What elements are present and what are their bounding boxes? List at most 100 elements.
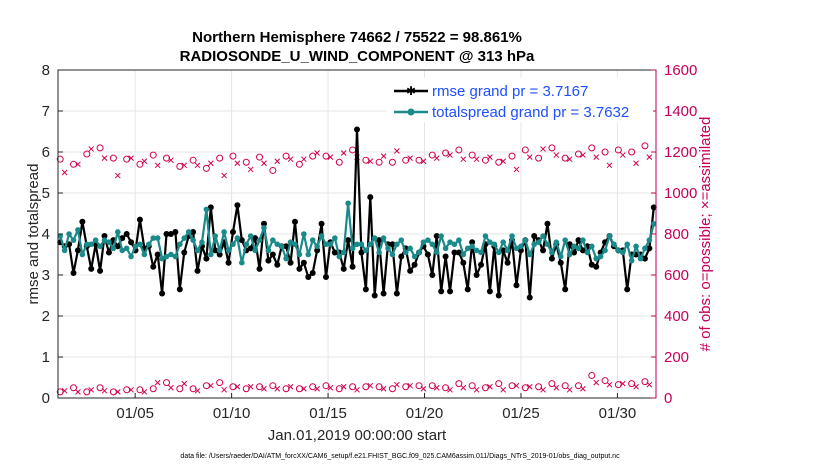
- assimilated-obs-marker: [340, 150, 347, 156]
- tick-label-right: 1000: [664, 185, 697, 202]
- totalspread-point: [172, 253, 179, 260]
- totalspread-point: [420, 239, 427, 245]
- assimilated-obs-marker: [154, 379, 161, 386]
- rmse-point: [194, 267, 201, 274]
- possible-obs-marker: [202, 164, 210, 172]
- possible-obs-marker: [535, 383, 543, 391]
- possible-obs-marker: [70, 160, 78, 168]
- totalspread-point: [566, 251, 573, 258]
- footer-data-file: data file: /Users/raeder/DAI/ATM_forcXX/…: [180, 453, 620, 460]
- possible-obs-marker: [508, 382, 516, 390]
- possible-obs-marker: [601, 148, 609, 156]
- possible-obs-marker: [295, 385, 303, 393]
- rmse-point: [154, 251, 161, 258]
- tick-label-x: 01/25: [502, 405, 540, 422]
- assimilated-obs-marker: [168, 157, 174, 164]
- rmse-point: [88, 265, 95, 272]
- assimilated-obs-marker: [513, 382, 520, 389]
- rmse-point: [79, 218, 86, 225]
- rmse-point: [274, 261, 281, 268]
- possible-obs-marker: [216, 379, 224, 387]
- totalspread-point: [323, 241, 329, 248]
- totalspread-point: [261, 225, 267, 231]
- assimilated-obs-marker: [367, 158, 374, 165]
- totalspread-point: [380, 235, 387, 241]
- rmse-point: [283, 243, 290, 250]
- possible-obs-marker: [96, 384, 104, 392]
- possible-obs-marker: [309, 152, 317, 160]
- possible-obs-marker: [388, 158, 396, 166]
- rmse-point: [97, 267, 104, 274]
- totalspread-point: [106, 239, 112, 245]
- rmse-point: [438, 288, 445, 295]
- rmse-point: [513, 282, 520, 289]
- left-y-axis: 0 1 2 3 4 5 6 7 8: [42, 62, 63, 407]
- legend: ✱ rmse grand pr = 3.7167 totalspread gra…: [387, 78, 653, 122]
- totalspread-point: [518, 243, 524, 250]
- assimilated-obs-marker: [646, 154, 653, 160]
- possible-obs-marker: [495, 380, 503, 388]
- rmse-point: [442, 253, 449, 260]
- totalspread-point: [571, 243, 577, 250]
- totalspread-point: [376, 249, 382, 256]
- totalspread-point: [504, 247, 511, 254]
- totalspread-point: [557, 253, 564, 260]
- assimilated-obs-marker: [633, 160, 639, 167]
- y-axis-label-right: # of obs: o=possible; ×=assimilated: [697, 117, 714, 352]
- tick-label-x: 01/15: [309, 405, 347, 422]
- tick-label-right: 200: [664, 349, 689, 366]
- assimilated-obs-marker: [487, 154, 493, 160]
- legend-rmse-marker: ✱: [406, 84, 416, 98]
- possible-obs-marker: [428, 151, 436, 159]
- totalspread-point: [615, 247, 622, 254]
- assimilated-obs-marker: [261, 160, 267, 167]
- possible-obs-marker: [641, 378, 649, 386]
- totalspread-point: [469, 243, 475, 250]
- assimilated-obs-marker: [141, 158, 148, 165]
- rmse-point: [575, 237, 582, 244]
- possible-obs-marker: [229, 152, 237, 160]
- totalspread-point: [593, 255, 599, 262]
- assimilated-obs-marker: [433, 384, 440, 391]
- rmse-point: [376, 237, 383, 244]
- rmse-point: [265, 257, 272, 264]
- rmse-point: [291, 218, 298, 225]
- totalspread-point: [256, 237, 263, 243]
- totalspread-point: [141, 251, 148, 258]
- totalspread-point: [119, 247, 126, 254]
- totalspread-point: [168, 251, 174, 258]
- totalspread-point: [274, 241, 281, 248]
- y-axis-label-left: rmse and totalspread: [25, 164, 42, 305]
- rmse-point: [269, 251, 276, 258]
- totalspread-point: [283, 255, 289, 262]
- possible-obs-marker: [123, 386, 131, 394]
- assimilated-obs-marker: [114, 388, 121, 395]
- legend-box: [387, 78, 653, 122]
- totalspread-point: [522, 237, 529, 243]
- possible-obs-marker: [628, 148, 636, 156]
- totalspread-point: [513, 245, 520, 252]
- totalspread-point: [132, 243, 139, 250]
- assimilated-obs-marker: [540, 146, 546, 152]
- rmse-point: [455, 249, 462, 256]
- totalspread-point: [309, 237, 316, 243]
- totalspread-point: [296, 251, 303, 258]
- assimilated-obs-marker: [553, 384, 560, 391]
- possible-obs-marker: [614, 146, 622, 154]
- rmse-point: [300, 259, 307, 266]
- possible-obs-marker: [588, 371, 596, 379]
- rmse-point: [433, 233, 440, 240]
- totalspread-point: [66, 231, 72, 237]
- totalspread-point: [150, 235, 157, 241]
- assimilated-obs-marker: [128, 155, 134, 162]
- assimilated-obs-marker: [327, 384, 334, 391]
- totalspread-point: [402, 249, 409, 256]
- possible-obs-marker: [70, 384, 78, 392]
- assimilated-obs-marker: [513, 166, 520, 173]
- assimilated-obs-marker: [500, 386, 507, 393]
- assimilated-obs-marker: [606, 381, 613, 388]
- legend-spread-label: totalspread grand pr = 3.7632: [432, 104, 629, 121]
- x-axis-label: Jan.01,2019 00:00:00 start: [268, 427, 447, 444]
- rmse-point: [234, 202, 241, 209]
- rmse-point: [101, 233, 108, 240]
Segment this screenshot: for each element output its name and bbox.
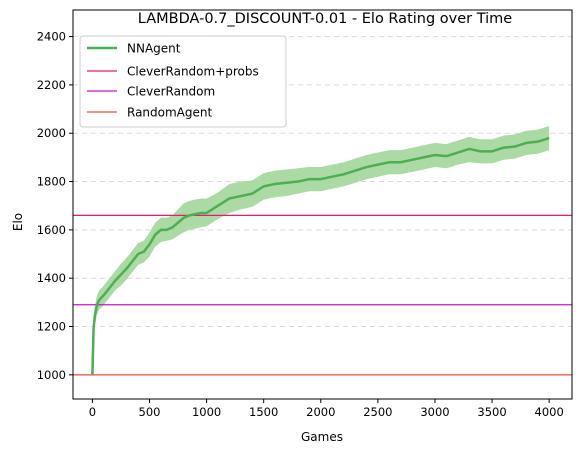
y-axis-label: Elo: [11, 213, 25, 231]
y-tick-label: 2400: [37, 30, 66, 44]
x-tick-label: 2500: [363, 405, 392, 419]
legend-label-cleverrandom-probs: CleverRandom+probs: [127, 65, 259, 79]
y-tick-label: 2200: [37, 78, 66, 92]
x-tick-label: 0: [89, 405, 96, 419]
y-tick-label: 1400: [37, 271, 66, 285]
x-tick-label: 4000: [535, 405, 564, 419]
legend-label-cleverrandom: CleverRandom: [127, 85, 215, 99]
x-tick-label: 3000: [420, 405, 449, 419]
legend-label-randomagent: RandomAgent: [127, 106, 212, 120]
y-axis-ticks: 1000 1200 1400 1600 1800 2000 2200 2400: [37, 30, 73, 382]
chart-title: LAMBDA-0.7_DISCOUNT-0.01 - Elo Rating ov…: [138, 11, 513, 27]
plot-frame: [72, 9, 573, 400]
x-tick-label: 1000: [192, 405, 221, 419]
x-tick-label: 2000: [306, 405, 335, 419]
x-axis-ticks: 0 500 1000 1500 2000 2500 3000 3500 4000: [89, 399, 564, 419]
y-tick-label: 1800: [37, 175, 66, 189]
legend: NNAgent CleverRandom+probs CleverRandom …: [79, 35, 287, 128]
confidence-band-layer: [92, 125, 550, 375]
nnagent-line: [91, 136, 550, 375]
nnagent-line-layer: [91, 136, 550, 375]
nnagent-confidence-band: [92, 125, 550, 375]
y-tick-label: 2000: [37, 126, 66, 140]
x-axis-label: Games: [301, 430, 343, 444]
y-tick-label: 1000: [37, 368, 66, 382]
baseline-lines: [73, 214, 572, 376]
x-tick-label: 3500: [477, 405, 506, 419]
y-tick-label: 1600: [37, 223, 66, 237]
legend-label-nnagent: NNAgent: [127, 42, 181, 56]
legend-box: [79, 35, 287, 128]
x-tick-label: 1500: [249, 405, 278, 419]
x-tick-label: 500: [139, 405, 161, 419]
y-tick-label: 1200: [37, 320, 66, 334]
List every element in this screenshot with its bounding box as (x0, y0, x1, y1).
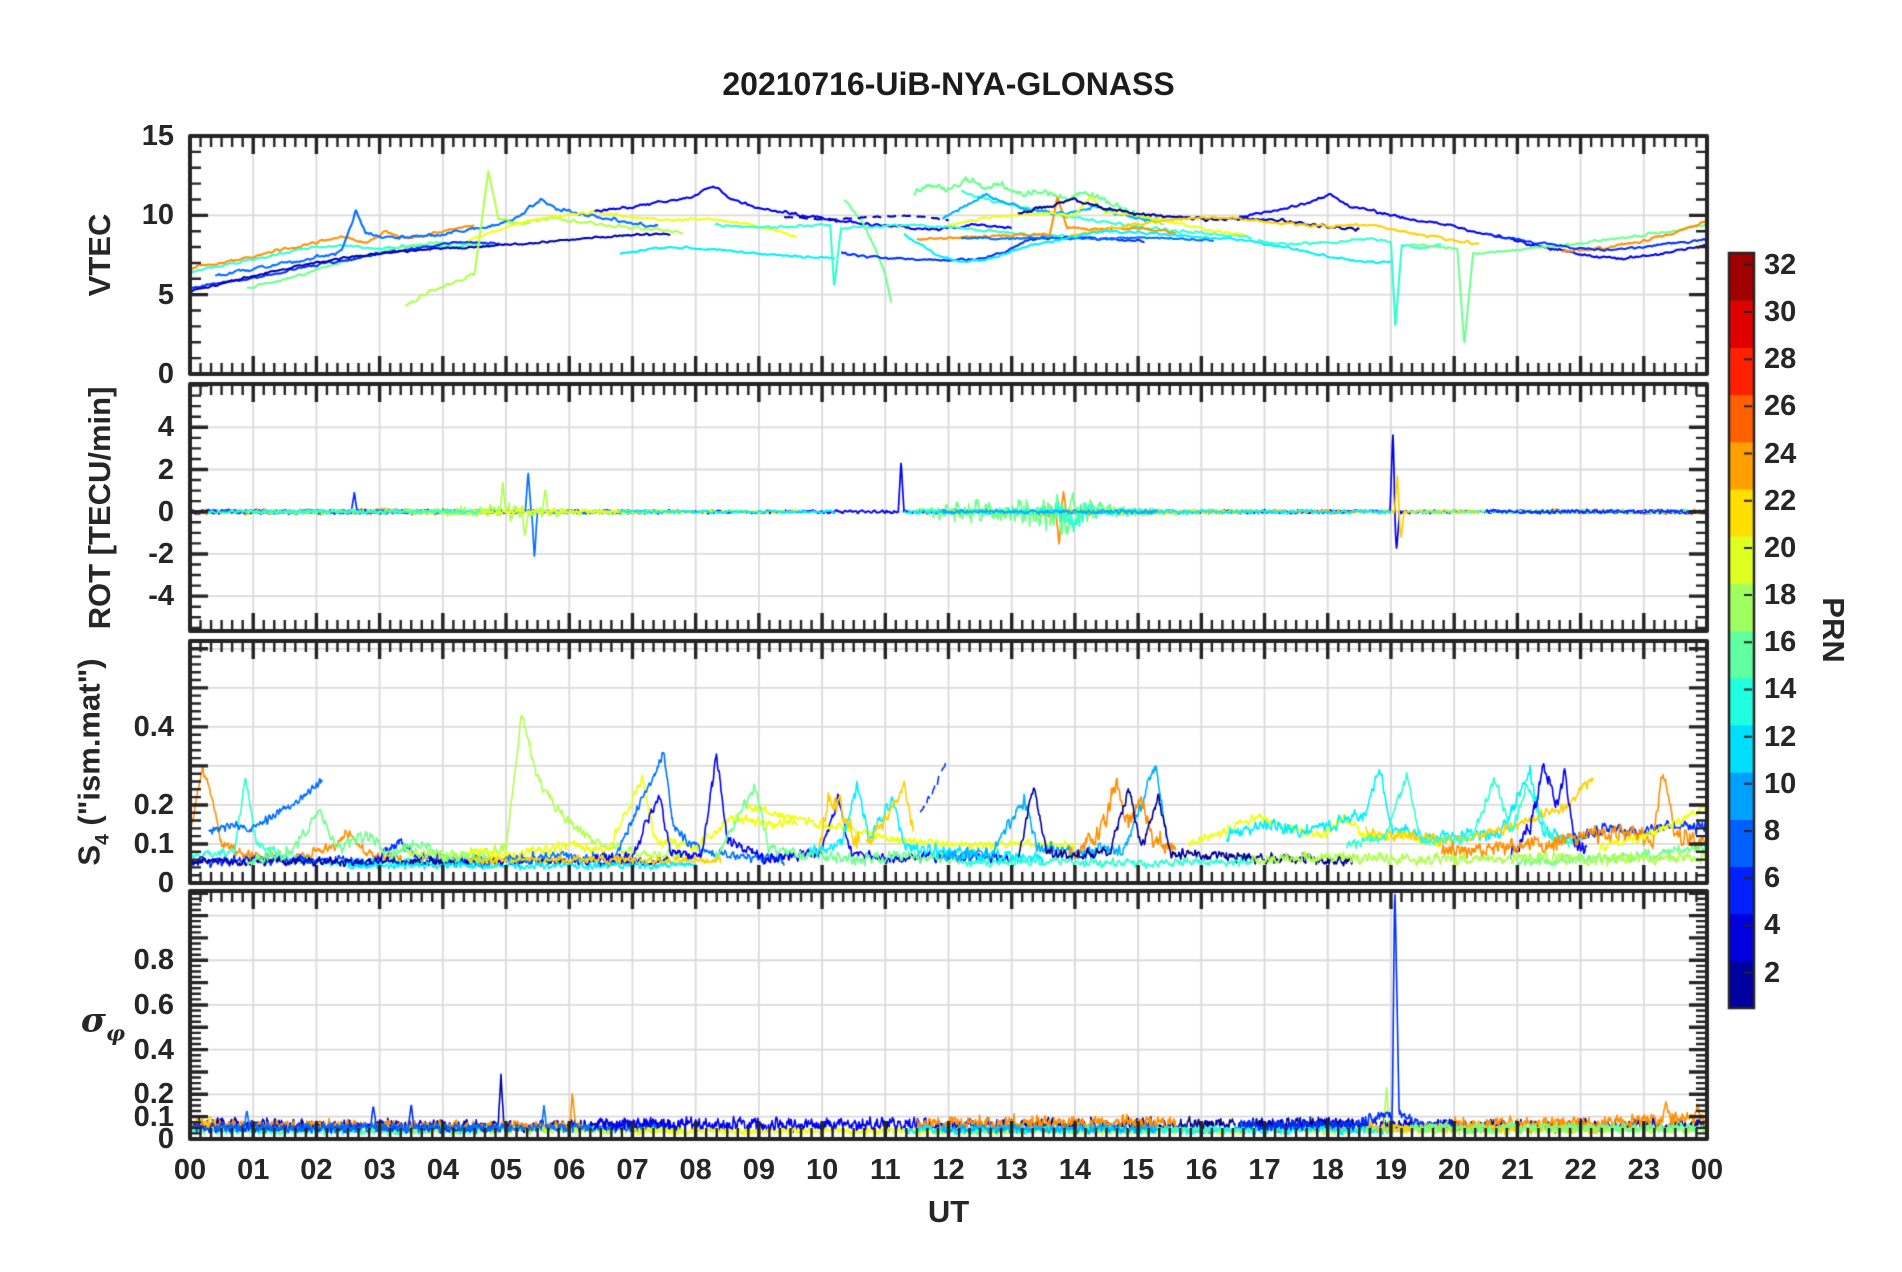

___

* **What is asked**
Can you rewrite every line of the items above as a numbered list, leaving out blank lines and the pictures?

* **The completed task**
1. What elements are present and what are their bounding boxes? List at most 100 elements.
2. - assimilated-obs-marker: [340, 150, 347, 156]
3. - tick-label-right: 1000: [664, 185, 697, 202]
4. - totalspread-point: [172, 253, 179, 260]
5. - totalspread-point: [420, 239, 427, 245]
6. - assimilated-obs-marker: [154, 379, 161, 386]
7. - rmse-point: [194, 267, 201, 274]
8. - possible-obs-marker: [202, 164, 210, 172]
9. - possible-obs-marker: [535, 383, 543, 391]
10. - possible-obs-marker: [70, 160, 78, 168]
11. - totalspread-point: [566, 251, 573, 258]
12. - footer-data-file: data file: /Users/raeder/DAI/ATM_forcXX/…: [180, 453, 620, 460]
13. - possible-obs-marker: [508, 382, 516, 390]
14. - possible-obs-marker: [601, 148, 609, 156]
15. - possible-obs-marker: [295, 385, 303, 393]
16. - rmse-point: [154, 251, 161, 258]
17. - tick-label-x: 01/25: [502, 405, 540, 422]
18. - assimilated-obs-marker: [168, 157, 174, 164]
19. - rmse-point: [88, 265, 95, 272]
20. - assimilated-obs-marker: [513, 382, 520, 389]
21. - rmse-point: [79, 218, 86, 225]
22. - rmse-point: [274, 261, 281, 268]
23. - possible-obs-marker: [216, 379, 224, 387]
24. - totalspread-point: [323, 241, 329, 248]
25. - totalspread-point: [261, 225, 267, 231]
26. - assimilated-obs-marker: [367, 158, 374, 165]
27. - totalspread-point: [380, 235, 387, 241]
28. - rmse-point: [283, 243, 290, 250]
29. - possible-obs-marker: [96, 384, 104, 392]
30. - possible-obs-marker: [309, 152, 317, 160]
31. - possible-obs-marker: [388, 158, 396, 166]
32. - rmse-point: [97, 267, 104, 274]
33. - totalspread-point: [106, 239, 112, 245]
34. - rmse-point: [438, 288, 445, 295]
35. - rmse-point: [513, 282, 520, 289]
36. - left-y-axis: 0 1 2 3 4 5 6 7 8: [42, 62, 63, 407]
37. - legend: ✱ rmse grand pr = 3.7167 totalspread gra…: [387, 78, 653, 122]
38. - totalspread-point: [518, 243, 524, 250]
39. - assimilated-obs-marker: [646, 154, 653, 160]
40. - possible-obs-marker: [495, 380, 503, 388]
41. - rmse-point: [442, 253, 449, 260]
42. - totalspread-point: [571, 243, 577, 250]
43. - totalspread-point: [376, 249, 382, 256]
44. - totalspread-point: [504, 247, 511, 254]
45. - totalspread-point: [557, 253, 564, 260]
46. - assimilated-obs-marker: [633, 160, 639, 167]
47. - y-axis-label-right: # of obs: o=possible; ×=assimilated: [697, 117, 714, 352]
48. - tick-label-x: 01/15: [309, 405, 347, 422]
49. - tick-label-right: 200: [664, 349, 689, 366]
50. - assimilated-obs-marker: [487, 154, 493, 160]
51. - legend-rmse-marker: ✱: [406, 84, 416, 98]
52. - possible-obs-marker: [428, 151, 436, 159]
53. - totalspread-point: [615, 247, 622, 254]
54. - assimilated-obs-marker: [261, 160, 267, 167]
55. - possible-obs-marker: [641, 378, 649, 386]
56. - totalspread-point: [469, 243, 475, 250]
57. - assimilated-obs-marker: [141, 158, 148, 165]
58. - rmse-point: [575, 237, 582, 244]
59. - possible-obs-marker: [229, 152, 237, 160]
60. - totalspread-point: [593, 255, 599, 262]
61. - assimilated-obs-marker: [433, 384, 440, 391]
62. - rmse-point: [376, 237, 383, 244]
63. - rmse-point: [265, 257, 272, 264]
64. - rmse-point: [291, 218, 298, 225]
65. - totalspread-point: [256, 237, 263, 243]
66. - totalspread-point: [141, 251, 148, 258]
67. - totalspread-point: [119, 247, 126, 254]
68. - totalspread-point: [168, 251, 174, 258]
69. - totalspread-point: [274, 241, 281, 248]
70. - y-axis-label-left: rmse and totalspread: [25, 164, 42, 305]
71. - rmse-point: [269, 251, 276, 258]
72. - totalspread-point: [283, 255, 289, 262]
73. - possible-obs-marker: [123, 386, 131, 394]
74. - assimilated-obs-marker: [114, 388, 121, 395]
75. - legend-box: [387, 78, 653, 122]
76. - totalspread-point: [522, 237, 529, 243]
77. - possible-obs-marker: [628, 148, 636, 156]
78. - totalspread-point: [513, 245, 520, 252]
79. - totalspread-point: [132, 243, 139, 250]
80. - assimilated-obs-marker: [540, 146, 546, 152]
81. - rmse-point: [455, 249, 462, 256]
82. - totalspread-point: [309, 237, 316, 243]
83. - totalspread-point: [296, 251, 303, 258]
84. - assimilated-obs-marker: [553, 384, 560, 391]
85. - possible-obs-marker: [614, 146, 622, 154]
86. - rmse-point: [300, 259, 307, 266]
87. - possible-obs-marker: [588, 371, 596, 379]
88. - rmse-point: [433, 233, 440, 240]
89. - totalspread-point: [66, 231, 72, 237]
90. - totalspread-point: [150, 235, 157, 241]
91. - assimilated-obs-marker: [128, 155, 134, 162]
92. - assimilated-obs-marker: [327, 384, 334, 391]
93. - totalspread-point: [402, 249, 409, 256]
94. - possible-obs-marker: [70, 384, 78, 392]
95. - assimilated-obs-marker: [513, 166, 520, 173]
96. - assimilated-obs-marker: [500, 386, 507, 393]
97. - assimilated-obs-marker: [606, 381, 613, 388]
98. - legend-spread-label: totalspread grand pr = 3.7632: [432, 104, 629, 121]
99. - x-axis-label: Jan.01,2019 00:00:00 start: [268, 427, 447, 444]
100. - rmse-point: [234, 202, 241, 209]
101. - rmse-point: [101, 233, 108, 240]
102. Segment this screenshot: for each element output its name and bbox.
103. y-axis-label: Elo: [11, 213, 25, 231]
104. y-tick-label: 2400: [37, 30, 66, 44]
105. x-tick-label: 2500: [363, 405, 392, 419]
106. legend-label-cleverrandom-probs: CleverRandom+probs: [127, 65, 259, 79]
107. y-tick-label: 2200: [37, 78, 66, 92]
108. x-tick-label: 0: [89, 405, 96, 419]
109. y-tick-label: 1400: [37, 271, 66, 285]
110. x-tick-label: 4000: [535, 405, 564, 419]
111. legend-label-cleverrandom: CleverRandom: [127, 85, 215, 99]
112. x-tick-label: 3000: [420, 405, 449, 419]
113. legend-label-randomagent: RandomAgent: [127, 106, 212, 120]
114. y-axis-ticks: 1000 1200 1400 1600 1800 2000 2200 2400: [37, 30, 73, 382]
115. chart-title: LAMBDA-0.7_DISCOUNT-0.01 - Elo Rating ov…: [138, 11, 513, 27]
116. plot-frame: [72, 9, 573, 400]
117. x-tick-label: 1000: [192, 405, 221, 419]
118. x-tick-label: 2000: [306, 405, 335, 419]
119. x-axis-ticks: 0 500 1000 1500 2000 2500 3000 3500 4000: [89, 399, 564, 419]
120. y-tick-label: 1800: [37, 175, 66, 189]
121. legend: NNAgent CleverRandom+probs CleverRandom …: [79, 35, 287, 128]
122. confidence-band-layer: [92, 125, 550, 375]
123. nnagent-line: [91, 136, 550, 375]
124. nnagent-line-layer: [91, 136, 550, 375]
125. nnagent-confidence-band: [92, 125, 550, 375]
126. y-tick-label: 2000: [37, 126, 66, 140]
127. x-axis-label: Games: [301, 430, 343, 444]
128. y-tick-label: 1000: [37, 368, 66, 382]
129. baseline-lines: [73, 214, 572, 376]
130. x-tick-label: 3500: [477, 405, 506, 419]
131. y-tick-label: 1600: [37, 223, 66, 237]
132. legend-label-nnagent: NNAgent: [127, 42, 181, 56]
133. legend-box: [79, 35, 287, 128]
134. x-tick-label: 1500: [249, 405, 278, 419]
135. x-tick-label: 500: [139, 405, 161, 419]
136. y-tick-label: 1200: [37, 320, 66, 334]
137. List every element in this screenshot with its bounding box as (x0, y0, x1, y1).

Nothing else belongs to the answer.